• Request
Work through the data below line by line and say how many lines hold "Listings"; give only the number.

___ Task inputs ___

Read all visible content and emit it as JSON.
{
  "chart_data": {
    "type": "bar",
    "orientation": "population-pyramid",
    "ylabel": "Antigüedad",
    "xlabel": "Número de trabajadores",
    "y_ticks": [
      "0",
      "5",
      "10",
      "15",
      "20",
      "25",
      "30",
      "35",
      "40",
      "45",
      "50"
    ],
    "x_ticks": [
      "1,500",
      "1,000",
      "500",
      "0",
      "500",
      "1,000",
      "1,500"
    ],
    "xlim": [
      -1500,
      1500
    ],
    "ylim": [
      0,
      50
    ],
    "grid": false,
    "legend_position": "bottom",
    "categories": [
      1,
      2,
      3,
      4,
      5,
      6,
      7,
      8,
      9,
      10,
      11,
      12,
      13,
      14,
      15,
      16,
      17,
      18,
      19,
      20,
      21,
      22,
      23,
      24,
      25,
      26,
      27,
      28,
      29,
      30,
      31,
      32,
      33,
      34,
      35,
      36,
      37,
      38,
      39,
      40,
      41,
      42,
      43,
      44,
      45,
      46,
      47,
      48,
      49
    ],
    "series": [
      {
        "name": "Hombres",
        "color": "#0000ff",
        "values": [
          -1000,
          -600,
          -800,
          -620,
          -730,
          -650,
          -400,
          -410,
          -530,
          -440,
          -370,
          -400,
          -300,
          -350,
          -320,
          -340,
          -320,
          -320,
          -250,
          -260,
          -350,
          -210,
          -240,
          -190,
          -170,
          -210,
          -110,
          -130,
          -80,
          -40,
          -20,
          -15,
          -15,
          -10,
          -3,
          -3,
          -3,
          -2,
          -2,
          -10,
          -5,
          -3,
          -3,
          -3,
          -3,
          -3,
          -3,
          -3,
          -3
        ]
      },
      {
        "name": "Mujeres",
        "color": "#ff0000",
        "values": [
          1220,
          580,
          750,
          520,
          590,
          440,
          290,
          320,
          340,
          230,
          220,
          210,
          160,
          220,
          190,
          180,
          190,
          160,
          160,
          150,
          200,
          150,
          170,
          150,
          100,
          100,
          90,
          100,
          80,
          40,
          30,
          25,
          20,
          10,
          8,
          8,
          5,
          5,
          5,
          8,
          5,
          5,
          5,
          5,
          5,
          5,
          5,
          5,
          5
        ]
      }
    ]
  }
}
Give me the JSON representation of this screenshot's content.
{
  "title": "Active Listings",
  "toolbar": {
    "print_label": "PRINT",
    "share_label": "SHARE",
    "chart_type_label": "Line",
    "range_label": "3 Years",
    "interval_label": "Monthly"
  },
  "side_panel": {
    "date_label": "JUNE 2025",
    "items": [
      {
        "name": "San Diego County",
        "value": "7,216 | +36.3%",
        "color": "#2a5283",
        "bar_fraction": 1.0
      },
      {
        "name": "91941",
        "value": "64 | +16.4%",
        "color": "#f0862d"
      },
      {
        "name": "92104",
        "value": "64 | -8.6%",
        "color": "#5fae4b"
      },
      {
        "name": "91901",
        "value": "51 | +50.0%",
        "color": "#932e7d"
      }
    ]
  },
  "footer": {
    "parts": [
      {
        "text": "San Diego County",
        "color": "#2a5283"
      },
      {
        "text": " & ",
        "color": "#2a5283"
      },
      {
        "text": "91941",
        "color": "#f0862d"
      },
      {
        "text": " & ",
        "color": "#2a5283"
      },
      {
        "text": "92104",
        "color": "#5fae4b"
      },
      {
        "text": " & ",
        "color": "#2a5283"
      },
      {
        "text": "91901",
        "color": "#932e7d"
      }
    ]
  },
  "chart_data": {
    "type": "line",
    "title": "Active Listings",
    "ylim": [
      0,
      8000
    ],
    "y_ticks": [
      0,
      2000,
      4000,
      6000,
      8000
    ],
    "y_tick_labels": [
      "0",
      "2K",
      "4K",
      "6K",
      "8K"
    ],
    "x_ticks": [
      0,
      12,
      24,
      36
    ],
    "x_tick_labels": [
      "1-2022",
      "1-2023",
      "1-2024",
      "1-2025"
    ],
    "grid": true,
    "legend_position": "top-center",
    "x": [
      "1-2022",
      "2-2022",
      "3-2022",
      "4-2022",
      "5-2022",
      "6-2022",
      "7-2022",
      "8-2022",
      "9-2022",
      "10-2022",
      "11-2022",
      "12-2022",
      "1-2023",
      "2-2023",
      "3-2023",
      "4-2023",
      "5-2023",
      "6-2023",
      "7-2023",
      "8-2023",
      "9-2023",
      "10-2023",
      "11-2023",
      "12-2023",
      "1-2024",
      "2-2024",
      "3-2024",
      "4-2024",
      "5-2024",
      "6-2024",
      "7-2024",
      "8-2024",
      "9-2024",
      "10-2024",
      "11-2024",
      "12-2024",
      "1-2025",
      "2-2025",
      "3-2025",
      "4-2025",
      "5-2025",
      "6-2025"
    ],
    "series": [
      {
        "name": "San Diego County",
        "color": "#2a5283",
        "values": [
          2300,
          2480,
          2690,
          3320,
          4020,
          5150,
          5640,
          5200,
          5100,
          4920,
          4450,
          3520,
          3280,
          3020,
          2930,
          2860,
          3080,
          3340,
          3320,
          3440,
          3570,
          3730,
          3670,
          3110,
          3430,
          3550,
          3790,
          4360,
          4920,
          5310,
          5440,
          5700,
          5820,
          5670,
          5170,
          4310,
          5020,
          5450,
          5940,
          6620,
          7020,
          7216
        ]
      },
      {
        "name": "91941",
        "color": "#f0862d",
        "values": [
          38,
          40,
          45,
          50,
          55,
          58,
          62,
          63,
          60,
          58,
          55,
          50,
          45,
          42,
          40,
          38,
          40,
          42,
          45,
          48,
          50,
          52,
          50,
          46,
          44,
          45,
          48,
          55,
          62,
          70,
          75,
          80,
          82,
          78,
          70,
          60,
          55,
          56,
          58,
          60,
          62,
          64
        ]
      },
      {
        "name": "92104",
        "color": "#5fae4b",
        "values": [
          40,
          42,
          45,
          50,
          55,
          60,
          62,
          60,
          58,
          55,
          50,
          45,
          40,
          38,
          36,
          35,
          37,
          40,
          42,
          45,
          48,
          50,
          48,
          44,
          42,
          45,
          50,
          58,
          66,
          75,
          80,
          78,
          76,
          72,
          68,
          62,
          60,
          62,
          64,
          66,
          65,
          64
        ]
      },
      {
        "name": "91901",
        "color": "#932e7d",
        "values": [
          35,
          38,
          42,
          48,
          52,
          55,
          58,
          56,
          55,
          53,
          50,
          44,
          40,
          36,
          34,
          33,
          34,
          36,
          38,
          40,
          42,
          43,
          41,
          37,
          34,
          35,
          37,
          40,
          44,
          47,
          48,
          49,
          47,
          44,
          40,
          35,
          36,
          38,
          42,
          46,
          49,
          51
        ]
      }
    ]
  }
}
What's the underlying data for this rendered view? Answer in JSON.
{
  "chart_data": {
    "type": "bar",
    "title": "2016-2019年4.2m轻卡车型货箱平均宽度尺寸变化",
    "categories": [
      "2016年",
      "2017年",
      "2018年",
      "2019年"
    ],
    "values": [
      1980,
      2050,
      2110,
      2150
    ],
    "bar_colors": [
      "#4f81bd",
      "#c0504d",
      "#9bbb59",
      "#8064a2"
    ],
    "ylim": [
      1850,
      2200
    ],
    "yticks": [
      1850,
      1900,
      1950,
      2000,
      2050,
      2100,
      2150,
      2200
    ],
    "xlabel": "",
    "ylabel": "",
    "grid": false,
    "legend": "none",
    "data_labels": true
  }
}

___

• Answer to the problem
2